[Your instructions]:
Give the data a second time, exactly and in full.

# Start of Extracted records

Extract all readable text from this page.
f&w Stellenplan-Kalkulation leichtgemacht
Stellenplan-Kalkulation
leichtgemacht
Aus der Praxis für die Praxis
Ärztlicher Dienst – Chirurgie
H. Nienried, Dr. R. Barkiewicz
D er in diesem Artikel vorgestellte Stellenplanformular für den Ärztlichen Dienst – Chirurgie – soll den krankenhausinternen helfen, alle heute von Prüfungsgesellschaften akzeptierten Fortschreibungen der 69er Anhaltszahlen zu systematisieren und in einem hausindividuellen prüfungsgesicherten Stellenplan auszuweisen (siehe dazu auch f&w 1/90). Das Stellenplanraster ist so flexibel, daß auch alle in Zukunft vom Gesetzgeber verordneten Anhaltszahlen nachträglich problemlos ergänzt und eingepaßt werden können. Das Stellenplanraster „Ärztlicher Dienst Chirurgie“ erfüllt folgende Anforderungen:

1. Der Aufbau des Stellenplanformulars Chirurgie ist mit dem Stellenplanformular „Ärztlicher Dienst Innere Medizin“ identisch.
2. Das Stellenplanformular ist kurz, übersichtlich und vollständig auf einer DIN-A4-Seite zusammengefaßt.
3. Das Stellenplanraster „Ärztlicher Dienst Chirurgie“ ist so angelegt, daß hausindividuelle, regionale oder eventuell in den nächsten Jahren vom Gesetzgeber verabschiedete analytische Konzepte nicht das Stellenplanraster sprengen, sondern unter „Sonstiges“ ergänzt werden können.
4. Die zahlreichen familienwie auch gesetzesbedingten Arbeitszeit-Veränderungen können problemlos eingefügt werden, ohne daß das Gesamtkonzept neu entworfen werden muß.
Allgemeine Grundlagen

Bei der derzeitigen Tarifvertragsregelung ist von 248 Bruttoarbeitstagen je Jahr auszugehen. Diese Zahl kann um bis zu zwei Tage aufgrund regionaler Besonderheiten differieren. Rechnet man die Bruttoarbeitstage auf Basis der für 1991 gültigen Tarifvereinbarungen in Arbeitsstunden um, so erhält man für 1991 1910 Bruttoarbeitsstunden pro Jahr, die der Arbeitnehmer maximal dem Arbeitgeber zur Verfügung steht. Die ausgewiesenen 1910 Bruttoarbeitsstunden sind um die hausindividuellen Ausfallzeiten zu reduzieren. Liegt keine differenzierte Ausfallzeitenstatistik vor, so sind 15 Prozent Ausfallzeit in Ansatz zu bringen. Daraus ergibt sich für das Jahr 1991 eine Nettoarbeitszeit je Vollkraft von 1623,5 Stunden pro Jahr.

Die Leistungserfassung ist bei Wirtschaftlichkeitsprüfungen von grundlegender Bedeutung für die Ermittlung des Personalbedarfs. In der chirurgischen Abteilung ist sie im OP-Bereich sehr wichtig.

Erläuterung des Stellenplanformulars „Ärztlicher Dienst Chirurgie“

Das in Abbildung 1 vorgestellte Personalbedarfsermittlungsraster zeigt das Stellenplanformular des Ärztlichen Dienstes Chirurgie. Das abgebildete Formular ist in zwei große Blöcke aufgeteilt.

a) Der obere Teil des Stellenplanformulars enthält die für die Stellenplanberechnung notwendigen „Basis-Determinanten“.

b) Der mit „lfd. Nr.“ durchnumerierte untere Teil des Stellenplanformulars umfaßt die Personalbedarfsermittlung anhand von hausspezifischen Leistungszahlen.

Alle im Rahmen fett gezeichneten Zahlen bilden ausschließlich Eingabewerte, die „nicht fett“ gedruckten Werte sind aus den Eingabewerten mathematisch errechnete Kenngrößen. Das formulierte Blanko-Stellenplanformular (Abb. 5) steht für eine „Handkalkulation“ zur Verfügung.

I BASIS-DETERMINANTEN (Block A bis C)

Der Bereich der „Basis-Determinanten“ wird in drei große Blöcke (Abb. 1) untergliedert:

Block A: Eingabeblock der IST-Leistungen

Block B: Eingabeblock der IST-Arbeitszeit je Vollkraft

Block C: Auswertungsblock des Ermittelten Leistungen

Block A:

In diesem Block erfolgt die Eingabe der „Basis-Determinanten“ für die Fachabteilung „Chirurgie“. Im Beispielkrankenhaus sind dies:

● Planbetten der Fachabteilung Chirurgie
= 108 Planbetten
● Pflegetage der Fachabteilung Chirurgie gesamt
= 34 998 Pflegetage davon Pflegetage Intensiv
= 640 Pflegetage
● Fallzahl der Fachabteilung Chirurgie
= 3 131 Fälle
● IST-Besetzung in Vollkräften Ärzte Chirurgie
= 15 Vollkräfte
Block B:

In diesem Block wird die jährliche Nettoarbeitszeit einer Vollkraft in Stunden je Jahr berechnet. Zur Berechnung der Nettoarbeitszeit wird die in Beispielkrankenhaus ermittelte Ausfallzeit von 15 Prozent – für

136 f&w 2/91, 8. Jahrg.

# End of Extracted records

[Solution]:
Extract all readable text from this page.
f&w Stellenplan-Kalkulation leichtgemacht
Stellenplan-Kalkulation
leichtgemacht
Aus der Praxis für die Praxis
Ärztlicher Dienst – Chirurgie
H. Nienried, Dr. R. Barkiewicz
D er in diesem Artikel vorgestellte Stellenplanformular für den Ärztlichen Dienst – Chirurgie – soll den krankenhausinternen helfen, alle heute von Prüfungsgesellschaften akzeptierten Fortschreibungen der 69er Anhaltszahlen zu systematisieren und in einem hausindividuellen prüfungsgesicherten Stellenplan auszuweisen (siehe dazu auch f&w 1/90). Das Stellenplanraster ist so flexibel, daß auch alle in Zukunft vom Gesetzgeber verordneten Anhaltszahlen nachträglich problemlos ergänzt und eingepaßt werden können. Das Stellenplanraster „Ärztlicher Dienst Chirurgie“ erfüllt folgende Anforderungen:

1. Der Aufbau des Stellenplanformulars Chirurgie ist mit dem Stellenplanformular „Ärztlicher Dienst Innere Medizin“ identisch.
2. Das Stellenplanformular ist kurz, übersichtlich und vollständig auf einer DIN-A4-Seite zusammengefaßt.
3. Das Stellenplanraster „Ärztlicher Dienst Chirurgie“ ist so angelegt, daß hausindividuelle, regionale oder eventuell in den nächsten Jahren vom Gesetzgeber verabschiedete analytische Konzepte nicht das Stellenplanraster sprengen, sondern unter „Sonstiges“ ergänzt werden können.
4. Die zahlreichen familienwie auch gesetzesbedingten Arbeitszeit-Veränderungen können problemlos eingefügt werden, ohne daß das Gesamtkonzept neu entworfen werden muß.
Allgemeine Grundlagen

Bei der derzeitigen Tarifvertragsregelung ist von 248 Bruttoarbeitstagen je Jahr auszugehen. Diese Zahl kann um bis zu zwei Tage aufgrund regionaler Besonderheiten differieren. Rechnet man die Bruttoarbeitstage auf Basis der für 1991 gültigen Tarifvereinbarungen in Arbeitsstunden um, so erhält man für 1991 1910 Bruttoarbeitsstunden pro Jahr, die der Arbeitnehmer maximal dem Arbeitgeber zur Verfügung steht. Die ausgewiesenen 1910 Bruttoarbeitsstunden sind um die hausindividuellen Ausfallzeiten zu reduzieren. Liegt keine differenzierte Ausfallzeitenstatistik vor, so sind 15 Prozent Ausfallzeit in Ansatz zu bringen. Daraus ergibt sich für das Jahr 1991 eine Nettoarbeitszeit je Vollkraft von 1623,5 Stunden pro Jahr.

Die Leistungserfassung ist bei Wirtschaftlichkeitsprüfungen von grundlegender Bedeutung für die Ermittlung des Personalbedarfs. In der chirurgischen Abteilung ist sie im OP-Bereich sehr wichtig.

Erläuterung des Stellenplanformulars „Ärztlicher Dienst Chirurgie“

Das in Abbildung 1 vorgestellte Personalbedarfsermittlungsraster zeigt das Stellenplanformular des Ärztlichen Dienstes Chirurgie. Das abgebildete Formular ist in zwei große Blöcke aufgeteilt.

a) Der obere Teil des Stellenplanformulars enthält die für die Stellenplanberechnung notwendigen „Basis-Determinanten“.

b) Der mit „lfd. Nr.“ durchnumerierte untere Teil des Stellenplanformulars umfaßt die Personalbedarfsermittlung anhand von hausspezifischen Leistungszahlen.

Alle im Rahmen fett gezeichneten Zahlen bilden ausschließlich Eingabewerte, die „nicht fett“ gedruckten Werte sind aus den Eingabewerten mathematisch errechnete Kenngrößen. Das formulierte Blanko-Stellenplanformular (Abb. 5) steht für eine „Handkalkulation“ zur Verfügung.

I BASIS-DETERMINANTEN (Block A bis C)

Der Bereich der „Basis-Determinanten“ wird in drei große Blöcke (Abb. 1) untergliedert:

Block A: Eingabeblock der IST-Leistungen

Block B: Eingabeblock der IST-Arbeitszeit je Vollkraft

Block C: Auswertungsblock des Ermittelten Leistungen

Block A:

In diesem Block erfolgt die Eingabe der „Basis-Determinanten“ für die Fachabteilung „Chirurgie“. Im Beispielkrankenhaus sind dies:

● Planbetten der Fachabteilung Chirurgie
= 108 Planbetten
● Pflegetage der Fachabteilung Chirurgie gesamt
= 34 998 Pflegetage davon Pflegetage Intensiv
= 640 Pflegetage
● Fallzahl der Fachabteilung Chirurgie
= 3 131 Fälle
● IST-Besetzung in Vollkräften Ärzte Chirurgie
= 15 Vollkräfte
Block B:

In diesem Block wird die jährliche Nettoarbeitszeit einer Vollkraft in Stunden je Jahr berechnet. Zur Berechnung der Nettoarbeitszeit wird die in Beispielkrankenhaus ermittelte Ausfallzeit von 15 Prozent – für

136 f&w 2/91, 8. Jahrg.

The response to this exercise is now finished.